> _What you need to do_:
The listing beneath should be written out in full, exactly as shown.
::::
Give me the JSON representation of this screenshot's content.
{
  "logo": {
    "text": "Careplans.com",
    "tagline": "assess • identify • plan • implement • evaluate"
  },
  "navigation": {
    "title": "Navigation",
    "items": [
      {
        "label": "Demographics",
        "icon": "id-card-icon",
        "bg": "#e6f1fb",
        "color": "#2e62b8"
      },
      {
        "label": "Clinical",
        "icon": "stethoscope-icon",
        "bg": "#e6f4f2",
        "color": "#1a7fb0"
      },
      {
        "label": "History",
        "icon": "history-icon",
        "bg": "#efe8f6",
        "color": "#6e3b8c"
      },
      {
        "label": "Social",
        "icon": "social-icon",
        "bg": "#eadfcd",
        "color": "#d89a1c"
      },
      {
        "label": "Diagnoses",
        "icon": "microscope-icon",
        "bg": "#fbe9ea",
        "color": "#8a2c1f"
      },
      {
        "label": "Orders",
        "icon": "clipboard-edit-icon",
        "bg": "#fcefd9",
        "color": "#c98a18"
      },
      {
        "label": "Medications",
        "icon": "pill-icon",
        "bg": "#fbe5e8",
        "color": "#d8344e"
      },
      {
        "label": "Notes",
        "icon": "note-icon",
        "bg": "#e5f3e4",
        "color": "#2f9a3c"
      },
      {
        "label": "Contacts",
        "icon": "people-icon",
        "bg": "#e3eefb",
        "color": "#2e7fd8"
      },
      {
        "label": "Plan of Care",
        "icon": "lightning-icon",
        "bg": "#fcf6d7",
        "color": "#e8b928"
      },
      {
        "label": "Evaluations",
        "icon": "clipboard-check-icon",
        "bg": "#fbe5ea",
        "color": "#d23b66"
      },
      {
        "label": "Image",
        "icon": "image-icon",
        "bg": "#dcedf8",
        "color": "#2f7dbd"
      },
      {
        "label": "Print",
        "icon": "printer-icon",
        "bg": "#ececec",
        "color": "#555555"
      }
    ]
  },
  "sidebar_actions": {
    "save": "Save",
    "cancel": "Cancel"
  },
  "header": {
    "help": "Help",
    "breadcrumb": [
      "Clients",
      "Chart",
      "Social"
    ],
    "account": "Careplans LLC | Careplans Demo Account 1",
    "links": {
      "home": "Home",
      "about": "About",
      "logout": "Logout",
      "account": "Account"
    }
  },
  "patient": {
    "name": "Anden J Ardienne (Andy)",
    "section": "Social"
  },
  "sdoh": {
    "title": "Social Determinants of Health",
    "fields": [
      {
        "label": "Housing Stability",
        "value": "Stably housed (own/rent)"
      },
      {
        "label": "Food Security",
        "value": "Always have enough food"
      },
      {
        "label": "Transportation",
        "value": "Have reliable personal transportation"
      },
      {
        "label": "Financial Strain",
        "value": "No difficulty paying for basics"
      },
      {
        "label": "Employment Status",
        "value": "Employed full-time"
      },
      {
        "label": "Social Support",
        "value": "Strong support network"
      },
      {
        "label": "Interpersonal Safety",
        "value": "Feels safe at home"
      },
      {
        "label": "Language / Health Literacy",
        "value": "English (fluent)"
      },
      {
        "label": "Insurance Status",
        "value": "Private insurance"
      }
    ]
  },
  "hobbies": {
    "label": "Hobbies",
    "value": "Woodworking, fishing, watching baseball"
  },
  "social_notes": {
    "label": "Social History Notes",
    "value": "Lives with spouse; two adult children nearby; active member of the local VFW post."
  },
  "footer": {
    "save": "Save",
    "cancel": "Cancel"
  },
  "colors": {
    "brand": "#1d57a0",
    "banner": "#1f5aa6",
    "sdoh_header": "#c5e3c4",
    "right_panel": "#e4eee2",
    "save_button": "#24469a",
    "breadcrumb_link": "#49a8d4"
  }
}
::::
> _The solution_:
Give me the JSON representation of this screenshot's content.
{
  "logo": {
    "text": "Careplans.com",
    "tagline": "assess • identify • plan • implement • evaluate"
  },
  "navigation": {
    "title": "Navigation",
    "items": [
      {
        "label": "Demographics",
        "icon": "id-card-icon",
        "bg": "#e6f1fb",
        "color": "#2e62b8"
      },
      {
        "label": "Clinical",
        "icon": "stethoscope-icon",
        "bg": "#e6f4f2",
        "color": "#1a7fb0"
      },
      {
        "label": "History",
        "icon": "history-icon",
        "bg": "#efe8f6",
        "color": "#6e3b8c"
      },
      {
        "label": "Social",
        "icon": "social-icon",
        "bg": "#eadfcd",
        "color": "#d89a1c"
      },
      {
        "label": "Diagnoses",
        "icon": "microscope-icon",
        "bg": "#fbe9ea",
        "color": "#8a2c1f"
      },
      {
        "label": "Orders",
        "icon": "clipboard-edit-icon",
        "bg": "#fcefd9",
        "color": "#c98a18"
      },
      {
        "label": "Medications",
        "icon": "pill-icon",
        "bg": "#fbe5e8",
        "color": "#d8344e"
      },
      {
        "label": "Notes",
        "icon": "note-icon",
        "bg": "#e5f3e4",
        "color": "#2f9a3c"
      },
      {
        "label": "Contacts",
        "icon": "people-icon",
        "bg": "#e3eefb",
        "color": "#2e7fd8"
      },
      {
        "label": "Plan of Care",
        "icon": "lightning-icon",
        "bg": "#fcf6d7",
        "color": "#e8b928"
      },
      {
        "label": "Evaluations",
        "icon": "clipboard-check-icon",
        "bg": "#fbe5ea",
        "color": "#d23b66"
      },
      {
        "label": "Image",
        "icon": "image-icon",
        "bg": "#dcedf8",
        "color": "#2f7dbd"
      },
      {
        "label": "Print",
        "icon": "printer-icon",
        "bg": "#ececec",
        "color": "#555555"
      }
    ]
  },
  "sidebar_actions": {
    "save": "Save",
    "cancel": "Cancel"
  },
  "header": {
    "help": "Help",
    "breadcrumb": [
      "Clients",
      "Chart",
      "Social"
    ],
    "account": "Careplans LLC | Careplans Demo Account 1",
    "links": {
      "home": "Home",
      "about": "About",
      "logout": "Logout",
      "account": "Account"
    }
  },
  "patient": {
    "name": "Anden J Ardienne (Andy)",
    "section": "Social"
  },
  "sdoh": {
    "title": "Social Determinants of Health",
    "fields": [
      {
        "label": "Housing Stability",
        "value": "Stably housed (own/rent)"
      },
      {
        "label": "Food Security",
        "value": "Always have enough food"
      },
      {
        "label": "Transportation",
        "value": "Have reliable personal transportation"
      },
      {
        "label": "Financial Strain",
        "value": "No difficulty paying for basics"
      },
      {
        "label": "Employment Status",
        "value": "Employed full-time"
      },
      {
        "label": "Social Support",
        "value": "Strong support network"
      },
      {
        "label": "Interpersonal Safety",
        "value": "Feels safe at home"
      },
      {
        "label": "Language / Health Literacy",
        "value": "English (fluent)"
      },
      {
        "label": "Insurance Status",
        "value": "Private insurance"
      }
    ]
  },
  "hobbies": {
    "label": "Hobbies",
    "value": "Woodworking, fishing, watching baseball"
  },
  "social_notes": {
    "label": "Social History Notes",
    "value": "Lives with spouse; two adult children nearby; active member of the local VFW post."
  },
  "footer": {
    "save": "Save",
    "cancel": "Cancel"
  },
  "colors": {
    "brand": "#1d57a0",
    "banner": "#1f5aa6",
    "sdoh_header": "#c5e3c4",
    "right_panel": "#e4eee2",
    "save_button": "#24469a",
    "breadcrumb_link": "#49a8d4"
  }
}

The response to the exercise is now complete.